Transcribe the listing that follows in full, omitting pictures.

▶ _Supplied data_
+ + + + + + +

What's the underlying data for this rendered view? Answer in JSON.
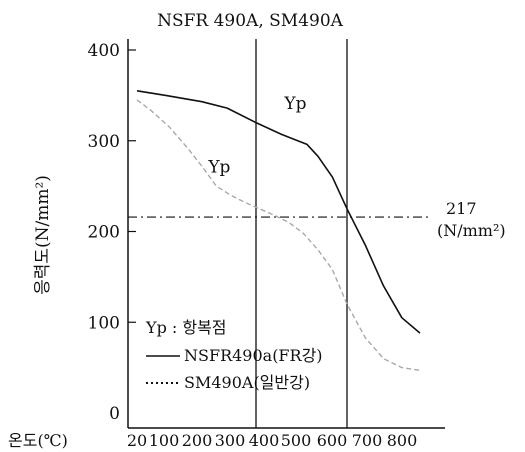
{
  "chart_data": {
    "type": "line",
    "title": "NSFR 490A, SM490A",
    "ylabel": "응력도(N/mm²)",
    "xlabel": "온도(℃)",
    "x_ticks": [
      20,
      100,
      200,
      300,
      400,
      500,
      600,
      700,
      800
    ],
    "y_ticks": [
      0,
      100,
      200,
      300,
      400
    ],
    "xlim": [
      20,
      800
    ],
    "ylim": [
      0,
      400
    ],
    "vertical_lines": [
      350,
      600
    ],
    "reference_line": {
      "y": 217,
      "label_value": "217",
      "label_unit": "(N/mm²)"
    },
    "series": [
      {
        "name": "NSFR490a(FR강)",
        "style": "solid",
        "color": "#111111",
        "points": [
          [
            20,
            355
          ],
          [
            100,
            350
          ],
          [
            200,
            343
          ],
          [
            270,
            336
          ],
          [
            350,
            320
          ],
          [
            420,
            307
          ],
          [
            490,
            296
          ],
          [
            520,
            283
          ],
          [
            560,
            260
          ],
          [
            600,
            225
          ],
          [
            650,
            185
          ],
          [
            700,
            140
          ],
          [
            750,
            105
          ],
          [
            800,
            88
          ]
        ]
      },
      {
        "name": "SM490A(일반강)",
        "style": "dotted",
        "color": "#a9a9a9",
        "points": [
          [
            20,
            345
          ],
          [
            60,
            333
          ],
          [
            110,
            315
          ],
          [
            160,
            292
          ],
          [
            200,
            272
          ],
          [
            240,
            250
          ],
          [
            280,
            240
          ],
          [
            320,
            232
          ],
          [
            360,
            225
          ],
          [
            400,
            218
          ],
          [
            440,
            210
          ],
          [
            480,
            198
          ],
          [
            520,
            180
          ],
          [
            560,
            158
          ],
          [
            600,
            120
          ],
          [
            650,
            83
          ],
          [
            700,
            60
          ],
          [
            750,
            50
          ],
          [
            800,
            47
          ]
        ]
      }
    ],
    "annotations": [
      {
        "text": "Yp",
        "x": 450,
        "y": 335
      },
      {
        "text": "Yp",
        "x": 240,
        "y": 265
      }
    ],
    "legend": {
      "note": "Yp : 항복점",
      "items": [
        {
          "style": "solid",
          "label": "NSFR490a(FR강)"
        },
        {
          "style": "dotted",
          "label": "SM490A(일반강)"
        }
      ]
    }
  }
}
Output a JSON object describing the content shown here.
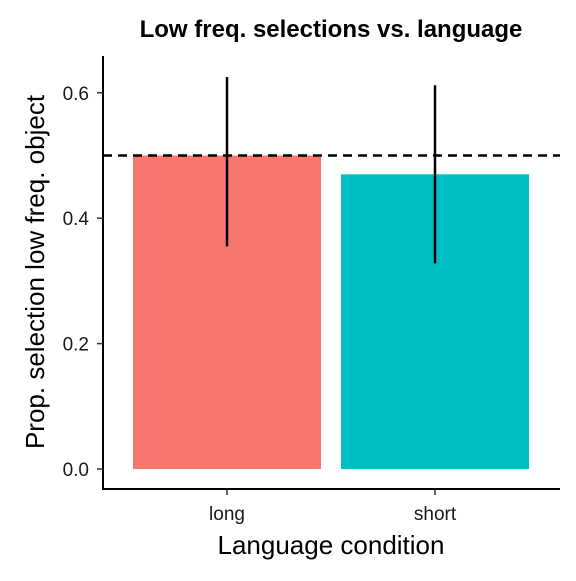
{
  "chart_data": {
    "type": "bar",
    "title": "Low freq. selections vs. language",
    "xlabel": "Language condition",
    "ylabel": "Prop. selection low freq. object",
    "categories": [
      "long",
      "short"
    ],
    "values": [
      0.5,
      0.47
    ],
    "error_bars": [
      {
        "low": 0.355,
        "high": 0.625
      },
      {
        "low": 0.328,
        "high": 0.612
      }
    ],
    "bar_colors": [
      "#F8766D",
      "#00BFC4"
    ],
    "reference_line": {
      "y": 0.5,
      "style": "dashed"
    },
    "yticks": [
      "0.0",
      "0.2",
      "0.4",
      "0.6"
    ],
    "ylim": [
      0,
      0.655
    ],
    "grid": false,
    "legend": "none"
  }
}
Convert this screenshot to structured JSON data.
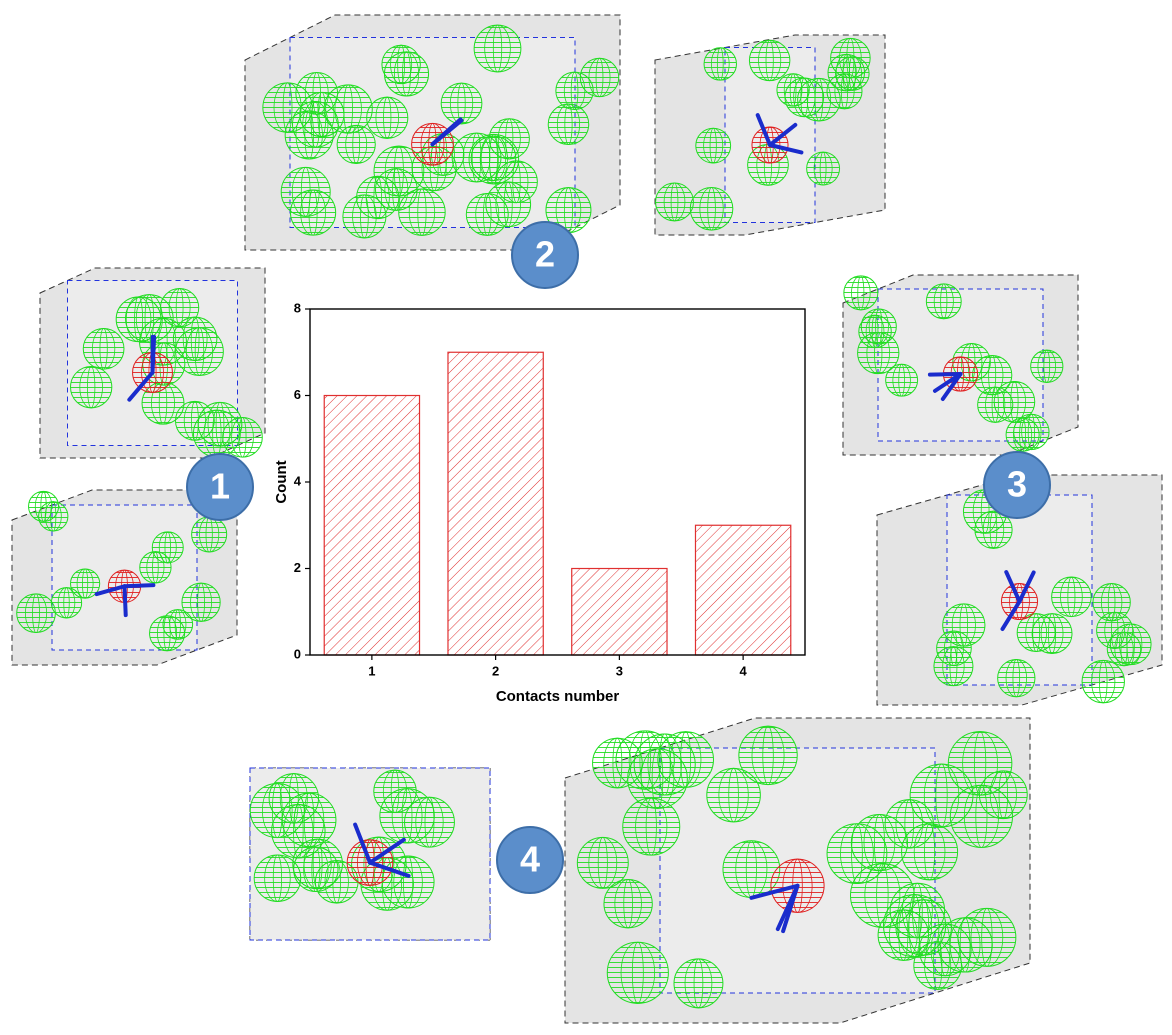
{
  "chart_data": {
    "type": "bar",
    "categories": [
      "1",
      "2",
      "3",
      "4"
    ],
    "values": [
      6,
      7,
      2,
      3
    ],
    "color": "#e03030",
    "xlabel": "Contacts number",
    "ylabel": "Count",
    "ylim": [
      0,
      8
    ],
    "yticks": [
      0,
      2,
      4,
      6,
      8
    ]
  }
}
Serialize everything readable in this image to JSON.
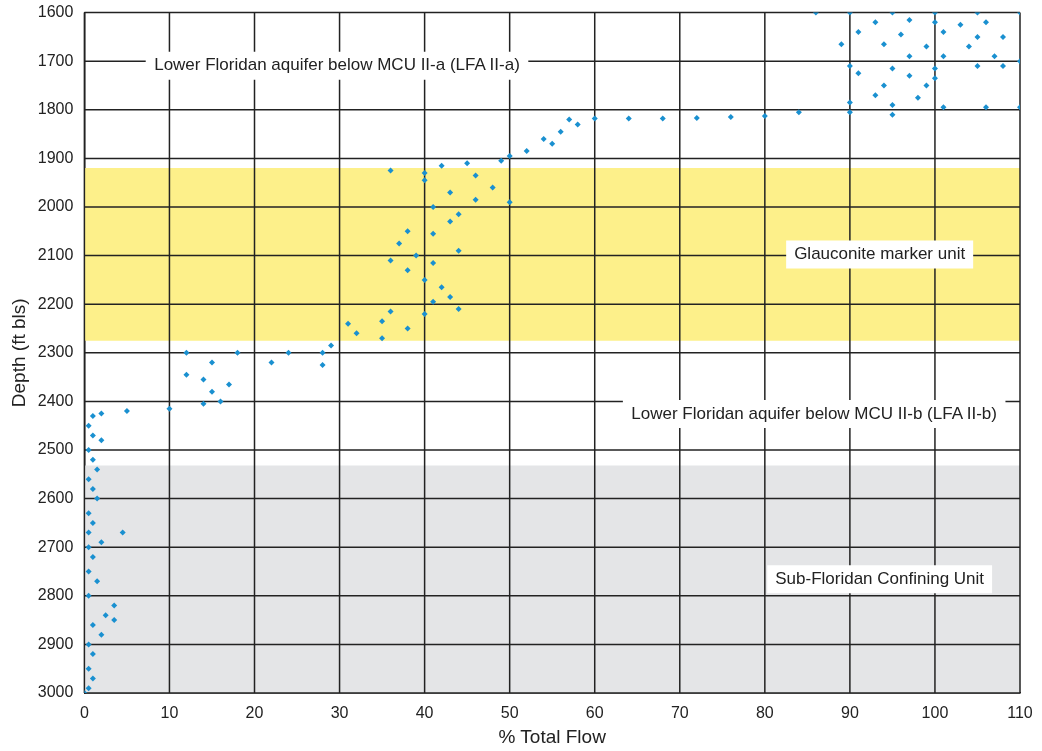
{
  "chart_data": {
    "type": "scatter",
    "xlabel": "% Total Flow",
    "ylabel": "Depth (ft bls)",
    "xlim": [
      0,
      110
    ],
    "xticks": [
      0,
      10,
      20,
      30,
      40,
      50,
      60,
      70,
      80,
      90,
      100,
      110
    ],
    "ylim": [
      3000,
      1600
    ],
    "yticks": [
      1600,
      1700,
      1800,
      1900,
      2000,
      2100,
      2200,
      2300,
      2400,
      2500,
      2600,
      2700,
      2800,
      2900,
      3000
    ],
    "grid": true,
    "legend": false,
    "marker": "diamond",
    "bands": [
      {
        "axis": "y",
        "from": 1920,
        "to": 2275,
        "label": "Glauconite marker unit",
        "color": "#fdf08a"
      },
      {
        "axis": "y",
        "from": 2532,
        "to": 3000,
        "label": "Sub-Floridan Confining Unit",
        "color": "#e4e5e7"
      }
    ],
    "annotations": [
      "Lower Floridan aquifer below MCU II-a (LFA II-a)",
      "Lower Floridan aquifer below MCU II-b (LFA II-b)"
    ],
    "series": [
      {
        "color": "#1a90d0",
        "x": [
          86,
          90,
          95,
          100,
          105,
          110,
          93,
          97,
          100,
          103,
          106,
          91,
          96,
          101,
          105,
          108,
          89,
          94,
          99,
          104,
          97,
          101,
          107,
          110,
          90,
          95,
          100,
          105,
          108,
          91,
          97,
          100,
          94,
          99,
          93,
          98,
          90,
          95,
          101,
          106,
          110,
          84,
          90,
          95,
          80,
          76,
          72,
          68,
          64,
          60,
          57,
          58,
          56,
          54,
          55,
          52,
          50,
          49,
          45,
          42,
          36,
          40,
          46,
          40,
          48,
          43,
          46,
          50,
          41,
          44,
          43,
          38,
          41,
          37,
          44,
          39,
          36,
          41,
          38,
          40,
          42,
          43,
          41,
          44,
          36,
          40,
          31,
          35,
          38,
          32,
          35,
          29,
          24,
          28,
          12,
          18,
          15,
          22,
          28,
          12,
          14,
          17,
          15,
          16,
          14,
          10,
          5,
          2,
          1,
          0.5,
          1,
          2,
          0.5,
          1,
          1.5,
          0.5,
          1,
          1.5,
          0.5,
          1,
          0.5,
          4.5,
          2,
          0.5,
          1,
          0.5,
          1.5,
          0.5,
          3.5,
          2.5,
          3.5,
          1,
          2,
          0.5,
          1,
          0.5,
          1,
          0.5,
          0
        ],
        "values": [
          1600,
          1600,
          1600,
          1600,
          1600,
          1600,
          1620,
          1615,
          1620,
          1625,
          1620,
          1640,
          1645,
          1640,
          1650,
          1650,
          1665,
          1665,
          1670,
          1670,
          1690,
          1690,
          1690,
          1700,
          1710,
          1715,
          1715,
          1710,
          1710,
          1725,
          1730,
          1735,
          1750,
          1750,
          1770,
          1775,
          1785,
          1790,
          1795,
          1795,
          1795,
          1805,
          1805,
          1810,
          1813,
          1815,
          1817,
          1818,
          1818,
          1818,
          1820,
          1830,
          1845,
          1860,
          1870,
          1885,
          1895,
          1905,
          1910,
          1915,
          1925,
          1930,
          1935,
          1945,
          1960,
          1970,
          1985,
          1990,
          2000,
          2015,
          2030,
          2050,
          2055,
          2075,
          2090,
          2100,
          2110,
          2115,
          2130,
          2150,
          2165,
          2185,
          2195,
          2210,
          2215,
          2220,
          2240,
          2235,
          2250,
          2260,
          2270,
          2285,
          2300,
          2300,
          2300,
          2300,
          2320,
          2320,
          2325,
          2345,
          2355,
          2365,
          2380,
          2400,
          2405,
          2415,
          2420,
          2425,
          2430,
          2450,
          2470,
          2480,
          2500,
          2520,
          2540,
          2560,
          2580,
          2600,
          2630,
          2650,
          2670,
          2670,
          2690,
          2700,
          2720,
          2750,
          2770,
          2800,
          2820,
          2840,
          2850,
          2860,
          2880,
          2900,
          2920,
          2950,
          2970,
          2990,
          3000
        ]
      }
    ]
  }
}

+ + + + + + +

▶ _Correct response_
What's the underlying data for this rendered view? Answer in JSON.
{
  "chart_data": {
    "type": "line",
    "title": "NSFR 490A, SM490A",
    "ylabel": "응력도(N/mm²)",
    "xlabel": "온도(℃)",
    "x_ticks": [
      20,
      100,
      200,
      300,
      400,
      500,
      600,
      700,
      800
    ],
    "y_ticks": [
      0,
      100,
      200,
      300,
      400
    ],
    "xlim": [
      20,
      800
    ],
    "ylim": [
      0,
      400
    ],
    "vertical_lines": [
      350,
      600
    ],
    "reference_line": {
      "y": 217,
      "label_value": "217",
      "label_unit": "(N/mm²)"
    },
    "series": [
      {
        "name": "NSFR490a(FR강)",
        "style": "solid",
        "color": "#111111",
        "points": [
          [
            20,
            355
          ],
          [
            100,
            350
          ],
          [
            200,
            343
          ],
          [
            270,
            336
          ],
          [
            350,
            320
          ],
          [
            420,
            307
          ],
          [
            490,
            296
          ],
          [
            520,
            283
          ],
          [
            560,
            260
          ],
          [
            600,
            225
          ],
          [
            650,
            185
          ],
          [
            700,
            140
          ],
          [
            750,
            105
          ],
          [
            800,
            88
          ]
        ]
      },
      {
        "name": "SM490A(일반강)",
        "style": "dotted",
        "color": "#a9a9a9",
        "points": [
          [
            20,
            345
          ],
          [
            60,
            333
          ],
          [
            110,
            315
          ],
          [
            160,
            292
          ],
          [
            200,
            272
          ],
          [
            240,
            250
          ],
          [
            280,
            240
          ],
          [
            320,
            232
          ],
          [
            360,
            225
          ],
          [
            400,
            218
          ],
          [
            440,
            210
          ],
          [
            480,
            198
          ],
          [
            520,
            180
          ],
          [
            560,
            158
          ],
          [
            600,
            120
          ],
          [
            650,
            83
          ],
          [
            700,
            60
          ],
          [
            750,
            50
          ],
          [
            800,
            47
          ]
        ]
      }
    ],
    "annotations": [
      {
        "text": "Yp",
        "x": 450,
        "y": 335
      },
      {
        "text": "Yp",
        "x": 240,
        "y": 265
      }
    ],
    "legend": {
      "note": "Yp : 항복점",
      "items": [
        {
          "style": "solid",
          "label": "NSFR490a(FR강)"
        },
        {
          "style": "dotted",
          "label": "SM490A(일반강)"
        }
      ]
    }
  }
}
Output a JSON object describing the content shown here.
{
  "chart_data": {
    "type": "bar",
    "title": "Low freq. selections vs. language",
    "xlabel": "Language condition",
    "ylabel": "Prop. selection low freq. object",
    "categories": [
      "long",
      "short"
    ],
    "values": [
      0.5,
      0.47
    ],
    "error_bars": [
      {
        "low": 0.355,
        "high": 0.625
      },
      {
        "low": 0.328,
        "high": 0.612
      }
    ],
    "bar_colors": [
      "#F8766D",
      "#00BFC4"
    ],
    "reference_line": {
      "y": 0.5,
      "style": "dashed"
    },
    "yticks": [
      "0.0",
      "0.2",
      "0.4",
      "0.6"
    ],
    "ylim": [
      0,
      0.655
    ],
    "grid": false,
    "legend": "none"
  }
}
Convert this screenshot to structured JSON data.
{
  "chart_data": {
    "type": "bar",
    "categories": [
      "1",
      "2",
      "3",
      "4"
    ],
    "values": [
      6,
      7,
      2,
      3
    ],
    "color": "#e03030",
    "xlabel": "Contacts number",
    "ylabel": "Count",
    "ylim": [
      0,
      8
    ],
    "yticks": [
      0,
      2,
      4,
      6,
      8
    ]
  }
}
Serialize everything readable in this image to JSON.
{
  "chart_data": {
    "type": "scatter",
    "xlabel": "% Total Flow",
    "ylabel": "Depth (ft bls)",
    "xlim": [
      0,
      110
    ],
    "xticks": [
      0,
      10,
      20,
      30,
      40,
      50,
      60,
      70,
      80,
      90,
      100,
      110
    ],
    "ylim": [
      3000,
      1600
    ],
    "yticks": [
      1600,
      1700,
      1800,
      1900,
      2000,
      2100,
      2200,
      2300,
      2400,
      2500,
      2600,
      2700,
      2800,
      2900,
      3000
    ],
    "grid": true,
    "legend": false,
    "marker": "diamond",
    "bands": [
      {
        "axis": "y",
        "from": 1920,
        "to": 2275,
        "label": "Glauconite marker unit",
        "color": "#fdf08a"
      },
      {
        "axis": "y",
        "from": 2532,
        "to": 3000,
        "label": "Sub-Floridan Confining Unit",
        "color": "#e4e5e7"
      }
    ],
    "annotations": [
      "Lower Floridan aquifer below MCU II-a (LFA II-a)",
      "Lower Floridan aquifer below MCU II-b (LFA II-b)"
    ],
    "series": [
      {
        "color": "#1a90d0",
        "x": [
          86,
          90,
          95,
          100,
          105,
          110,
          93,
          97,
          100,
          103,
          106,
          91,
          96,
          101,
          105,
          108,
          89,
          94,
          99,
          104,
          97,
          101,
          107,
          110,
          90,
          95,
          100,
          105,
          108,
          91,
          97,
          100,
          94,
          99,
          93,
          98,
          90,
          95,
          101,
          106,
          110,
          84,
          90,
          95,
          80,
          76,
          72,
          68,
          64,
          60,
          57,
          58,
          56,
          54,
          55,
          52,
          50,
          49,
          45,
          42,
          36,
          40,
          46,
          40,
          48,
          43,
          46,
          50,
          41,
          44,
          43,
          38,
          41,
          37,
          44,
          39,
          36,
          41,
          38,
          40,
          42,
          43,
          41,
          44,
          36,
          40,
          31,
          35,
          38,
          32,
          35,
          29,
          24,
          28,
          12,
          18,
          15,
          22,
          28,
          12,
          14,
          17,
          15,
          16,
          14,
          10,
          5,
          2,
          1,
          0.5,
          1,
          2,
          0.5,
          1,
          1.5,
          0.5,
          1,
          1.5,
          0.5,
          1,
          0.5,
          4.5,
          2,
          0.5,
          1,
          0.5,
          1.5,
          0.5,
          3.5,
          2.5,
          3.5,
          1,
          2,
          0.5,
          1,
          0.5,
          1,
          0.5,
          0
        ],
        "values": [
          1600,
          1600,
          1600,
          1600,
          1600,
          1600,
          1620,
          1615,
          1620,
          1625,
          1620,
          1640,
          1645,
          1640,
          1650,
          1650,
          1665,
          1665,
          1670,
          1670,
          1690,
          1690,
          1690,
          1700,
          1710,
          1715,
          1715,
          1710,
          1710,
          1725,
          1730,
          1735,
          1750,
          1750,
          1770,
          1775,
          1785,
          1790,
          1795,
          1795,
          1795,
          1805,
          1805,
          1810,
          1813,
          1815,
          1817,
          1818,
          1818,
          1818,
          1820,
          1830,
          1845,
          1860,
          1870,
          1885,
          1895,
          1905,
          1910,
          1915,
          1925,
          1930,
          1935,
          1945,
          1960,
          1970,
          1985,
          1990,
          2000,
          2015,
          2030,
          2050,
          2055,
          2075,
          2090,
          2100,
          2110,
          2115,
          2130,
          2150,
          2165,
          2185,
          2195,
          2210,
          2215,
          2220,
          2240,
          2235,
          2250,
          2260,
          2270,
          2285,
          2300,
          2300,
          2300,
          2300,
          2320,
          2320,
          2325,
          2345,
          2355,
          2365,
          2380,
          2400,
          2405,
          2415,
          2420,
          2425,
          2430,
          2450,
          2470,
          2480,
          2500,
          2520,
          2540,
          2560,
          2580,
          2600,
          2630,
          2650,
          2670,
          2670,
          2690,
          2700,
          2720,
          2750,
          2770,
          2800,
          2820,
          2840,
          2850,
          2860,
          2880,
          2900,
          2920,
          2950,
          2970,
          2990,
          3000
        ]
      }
    ]
  }
}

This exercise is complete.